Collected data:
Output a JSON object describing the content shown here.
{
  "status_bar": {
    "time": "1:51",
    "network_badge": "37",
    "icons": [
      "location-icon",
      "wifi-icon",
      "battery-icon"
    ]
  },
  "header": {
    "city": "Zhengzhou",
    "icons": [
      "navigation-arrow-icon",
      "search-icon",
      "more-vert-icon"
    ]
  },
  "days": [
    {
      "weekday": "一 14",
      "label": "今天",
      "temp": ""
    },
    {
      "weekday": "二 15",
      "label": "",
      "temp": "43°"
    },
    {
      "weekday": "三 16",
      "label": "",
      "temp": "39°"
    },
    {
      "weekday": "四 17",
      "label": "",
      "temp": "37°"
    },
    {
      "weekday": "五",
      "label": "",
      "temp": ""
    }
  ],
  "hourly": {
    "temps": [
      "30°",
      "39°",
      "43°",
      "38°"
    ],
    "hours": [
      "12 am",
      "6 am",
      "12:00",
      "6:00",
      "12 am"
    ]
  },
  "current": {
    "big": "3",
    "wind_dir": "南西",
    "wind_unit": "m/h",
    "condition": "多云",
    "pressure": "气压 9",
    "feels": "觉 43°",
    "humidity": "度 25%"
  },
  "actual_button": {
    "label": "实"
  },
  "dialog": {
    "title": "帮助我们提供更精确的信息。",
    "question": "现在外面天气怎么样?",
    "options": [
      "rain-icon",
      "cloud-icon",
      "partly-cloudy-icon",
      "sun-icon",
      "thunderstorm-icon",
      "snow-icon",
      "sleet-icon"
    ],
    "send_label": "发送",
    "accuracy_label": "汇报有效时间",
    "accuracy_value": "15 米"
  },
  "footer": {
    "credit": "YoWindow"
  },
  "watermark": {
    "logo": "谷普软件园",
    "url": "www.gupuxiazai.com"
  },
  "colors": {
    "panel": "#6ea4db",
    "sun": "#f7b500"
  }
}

- _AIM OF THE EXERCISE_
Gather from the entries above all lines that include the string "weekday".

- _TASK RESULT_
      "weekday": "一 14",
      "weekday": "二 15",
      "weekday": "三 16",
      "weekday": "四 17",
      "weekday": "五",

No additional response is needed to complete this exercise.